- _EXERCISE TASK_
From the entries that follow, gather each line holding the word "name".

begin RECORDED INFORMATION

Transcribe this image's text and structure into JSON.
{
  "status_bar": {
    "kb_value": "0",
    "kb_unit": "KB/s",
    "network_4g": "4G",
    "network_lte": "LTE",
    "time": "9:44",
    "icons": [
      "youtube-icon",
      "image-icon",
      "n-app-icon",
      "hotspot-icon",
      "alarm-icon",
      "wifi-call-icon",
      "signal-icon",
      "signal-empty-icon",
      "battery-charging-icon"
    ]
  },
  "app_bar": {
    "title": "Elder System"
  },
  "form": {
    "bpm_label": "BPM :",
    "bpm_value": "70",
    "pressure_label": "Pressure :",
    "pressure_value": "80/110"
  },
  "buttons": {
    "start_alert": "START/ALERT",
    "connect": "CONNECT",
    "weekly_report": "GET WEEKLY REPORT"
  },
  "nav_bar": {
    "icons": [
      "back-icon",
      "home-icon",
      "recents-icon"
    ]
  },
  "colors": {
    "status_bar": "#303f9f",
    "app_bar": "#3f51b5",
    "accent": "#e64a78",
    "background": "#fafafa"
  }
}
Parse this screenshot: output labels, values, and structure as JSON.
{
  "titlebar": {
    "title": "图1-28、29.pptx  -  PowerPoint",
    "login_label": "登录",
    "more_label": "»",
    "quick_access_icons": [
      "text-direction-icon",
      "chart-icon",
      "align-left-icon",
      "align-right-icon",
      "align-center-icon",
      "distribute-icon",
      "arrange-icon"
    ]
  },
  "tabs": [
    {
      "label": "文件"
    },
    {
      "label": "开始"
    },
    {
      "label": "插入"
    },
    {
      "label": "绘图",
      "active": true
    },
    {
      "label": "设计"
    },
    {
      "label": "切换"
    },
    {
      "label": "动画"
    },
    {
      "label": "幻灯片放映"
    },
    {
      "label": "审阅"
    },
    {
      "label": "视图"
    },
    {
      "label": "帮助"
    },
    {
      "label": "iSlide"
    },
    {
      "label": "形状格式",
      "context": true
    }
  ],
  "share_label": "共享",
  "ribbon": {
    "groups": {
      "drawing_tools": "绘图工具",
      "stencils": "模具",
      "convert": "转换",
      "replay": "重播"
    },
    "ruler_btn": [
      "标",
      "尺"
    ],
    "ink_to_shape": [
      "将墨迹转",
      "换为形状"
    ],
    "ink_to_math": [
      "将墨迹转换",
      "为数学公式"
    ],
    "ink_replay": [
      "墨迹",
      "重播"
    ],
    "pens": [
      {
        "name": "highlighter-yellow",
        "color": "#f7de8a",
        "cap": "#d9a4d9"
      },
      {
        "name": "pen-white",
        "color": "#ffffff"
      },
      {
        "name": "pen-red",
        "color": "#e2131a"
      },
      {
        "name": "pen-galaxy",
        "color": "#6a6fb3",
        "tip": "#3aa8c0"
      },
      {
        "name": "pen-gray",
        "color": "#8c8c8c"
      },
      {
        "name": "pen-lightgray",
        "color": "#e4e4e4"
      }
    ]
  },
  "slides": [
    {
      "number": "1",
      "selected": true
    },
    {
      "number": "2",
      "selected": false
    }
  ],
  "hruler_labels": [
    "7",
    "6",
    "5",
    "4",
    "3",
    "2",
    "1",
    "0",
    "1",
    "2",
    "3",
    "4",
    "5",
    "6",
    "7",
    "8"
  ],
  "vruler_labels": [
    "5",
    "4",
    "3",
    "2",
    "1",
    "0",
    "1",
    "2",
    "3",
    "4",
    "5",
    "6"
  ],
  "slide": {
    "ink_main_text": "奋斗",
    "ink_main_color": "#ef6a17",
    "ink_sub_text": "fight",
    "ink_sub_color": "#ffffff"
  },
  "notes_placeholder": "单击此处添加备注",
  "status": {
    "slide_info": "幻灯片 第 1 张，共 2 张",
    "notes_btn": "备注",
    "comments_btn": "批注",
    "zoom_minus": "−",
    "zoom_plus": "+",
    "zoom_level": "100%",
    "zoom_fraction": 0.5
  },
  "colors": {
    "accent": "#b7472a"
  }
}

end RECORDED INFORMATION

- _COMPLETE ANSWER_
        "name": "highlighter-yellow",
        "name": "pen-white",
        "name": "pen-red",
        "name": "pen-galaxy",
        "name": "pen-gray",
        "name": "pen-lightgray",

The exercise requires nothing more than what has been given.